12 Common and Costly Employee Benefits & HR Mistakes

12 costly hr mistakes in an employee benefits blog
Mistakes in employee benefits and human resources can be quite costly to employers—in the form of extra benefits, complaints, lawsuits, government-assessed fines and penalties, and attorney fees, to name a few. Don’t learn the hard way what these mistakes are.

1. Not timely depositing employee contributions into qualified retirement plans.


Employers sometimes wait too long to deposit salary deferrals into a qualified retirement plan. According to the Department of Labor (DOL), such deposits should be made as soon as the contributions can be reasonably segregated from the employer’s general assets. If deposits are not timely made, the DOL and Internal Revenue Service (IRS) may levy fines, penalties and retroactive earnings for late contributions. The deposit rule for salary deferrals applies to all types of employee contributions, including special deferrals (such as catch-up contributions), after-tax contributions and loan repayments.

Solution: Deposit employee contributions as soon as reasonably possible following issuance of the paycheck from which the contribution was withheld.

2. Not making matching and profit-sharing contributions on a timely basis.


Many employers make the mistake of not making these contributions on a timely basis. The plan document may contain deadlines for these contributions. If contributions are not made on a timely basis, the same penalties as above apply.

Solution: Read your plan documents and understand when matching and profit-sharing contributions must be made. 

3. Late enrollment of employees into qualified retirement plans.


Employers often fail to timely enroll employees in qualified retirement plans, and sometimes even try to exclude part-time employees from participation. If you wrongfully exclude employees, you can jeopardize the plan’s tax-qualified status. If the error is discovered in an audit, the DOL and IRS may levy retroactive employer contributions, elective deferrals and earnings for employees that were wrongfully excluded.

Solution: Closely monitor employees’ attainment of the plan’s eligibility criteria and timely provide eligibility information to plan service providers.

4. No plan document or summary plan description.
^^^^
## [What is expected]
Render this sentence from the article on employee benefits and HR mistakes in Spanish: "The plan document may contain deadlines for these contributions."

## [Stored data]
^^^^
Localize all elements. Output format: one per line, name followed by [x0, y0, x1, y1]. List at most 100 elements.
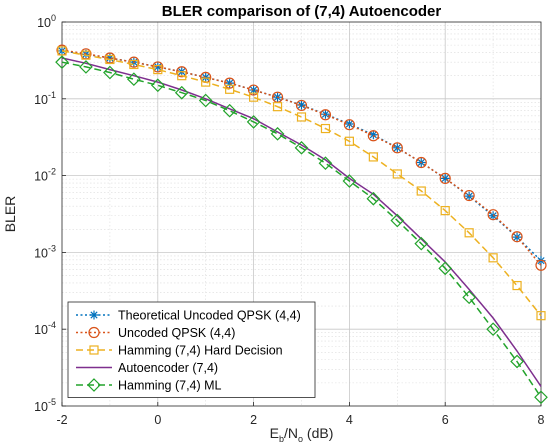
^^^^
## [Problem solution]
El documento del plan puede contener plazos para estas contribuciones.